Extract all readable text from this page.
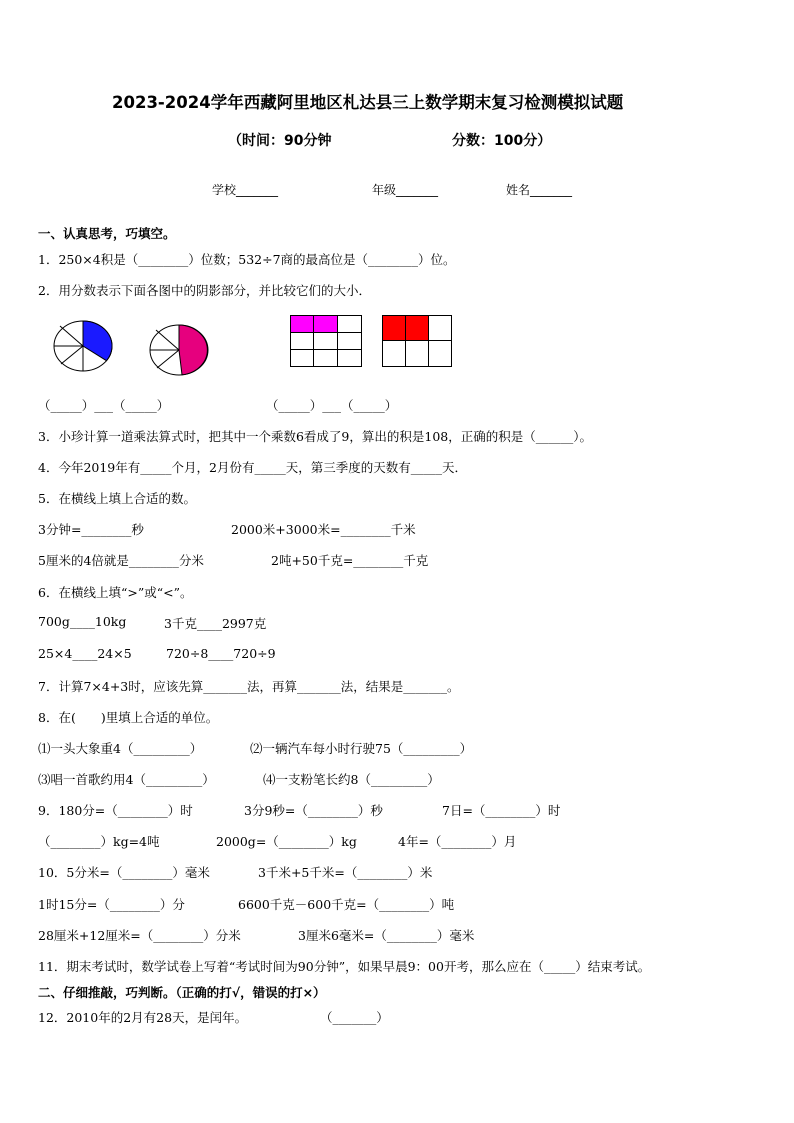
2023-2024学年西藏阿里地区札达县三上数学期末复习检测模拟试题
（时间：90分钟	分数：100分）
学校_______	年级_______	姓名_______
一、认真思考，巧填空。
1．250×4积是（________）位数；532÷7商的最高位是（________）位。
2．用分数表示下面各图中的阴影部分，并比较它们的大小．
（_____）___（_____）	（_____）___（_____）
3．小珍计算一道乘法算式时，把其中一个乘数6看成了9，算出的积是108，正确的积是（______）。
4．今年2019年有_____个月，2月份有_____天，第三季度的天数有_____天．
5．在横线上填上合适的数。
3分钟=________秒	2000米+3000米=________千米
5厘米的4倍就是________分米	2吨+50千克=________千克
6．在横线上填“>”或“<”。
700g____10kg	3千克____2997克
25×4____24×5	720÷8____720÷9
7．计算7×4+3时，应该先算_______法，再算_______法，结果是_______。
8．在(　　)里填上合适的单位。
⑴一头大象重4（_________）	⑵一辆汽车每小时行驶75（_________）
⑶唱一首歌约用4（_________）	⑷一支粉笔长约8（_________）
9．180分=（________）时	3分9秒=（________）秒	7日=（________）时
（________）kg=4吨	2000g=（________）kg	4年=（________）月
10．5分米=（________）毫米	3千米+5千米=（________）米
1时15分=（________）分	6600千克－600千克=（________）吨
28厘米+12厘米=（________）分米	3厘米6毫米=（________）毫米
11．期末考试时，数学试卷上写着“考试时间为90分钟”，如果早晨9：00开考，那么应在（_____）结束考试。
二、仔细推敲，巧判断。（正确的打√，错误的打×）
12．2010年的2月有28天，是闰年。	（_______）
──────────
STATED EXERCISE: Reproduce the entries above word for word. Pictures stay out.

RESPONSE BELOW:
Extract all readable text from this page.
2023-2024学年西藏阿里地区札达县三上数学期末复习检测模拟试题
（时间：90分钟	分数：100分）
学校_______	年级_______	姓名_______
一、认真思考，巧填空。
1．250×4积是（________）位数；532÷7商的最高位是（________）位。
2．用分数表示下面各图中的阴影部分，并比较它们的大小．
（_____）___（_____）	（_____）___（_____）
3．小珍计算一道乘法算式时，把其中一个乘数6看成了9，算出的积是108，正确的积是（______）。
4．今年2019年有_____个月，2月份有_____天，第三季度的天数有_____天．
5．在横线上填上合适的数。
3分钟=________秒	2000米+3000米=________千米
5厘米的4倍就是________分米	2吨+50千克=________千克
6．在横线上填“>”或“<”。
700g____10kg	3千克____2997克
25×4____24×5	720÷8____720÷9
7．计算7×4+3时，应该先算_______法，再算_______法，结果是_______。
8．在(　　)里填上合适的单位。
⑴一头大象重4（_________）	⑵一辆汽车每小时行驶75（_________）
⑶唱一首歌约用4（_________）	⑷一支粉笔长约8（_________）
9．180分=（________）时	3分9秒=（________）秒	7日=（________）时
（________）kg=4吨	2000g=（________）kg	4年=（________）月
10．5分米=（________）毫米	3千米+5千米=（________）米
1时15分=（________）分	6600千克－600千克=（________）吨
28厘米+12厘米=（________）分米	3厘米6毫米=（________）毫米
11．期末考试时，数学试卷上写着“考试时间为90分钟”，如果早晨9：00开考，那么应在（_____）结束考试。
二、仔细推敲，巧判断。（正确的打√，错误的打×）
12．2010年的2月有28天，是闰年。	（_______）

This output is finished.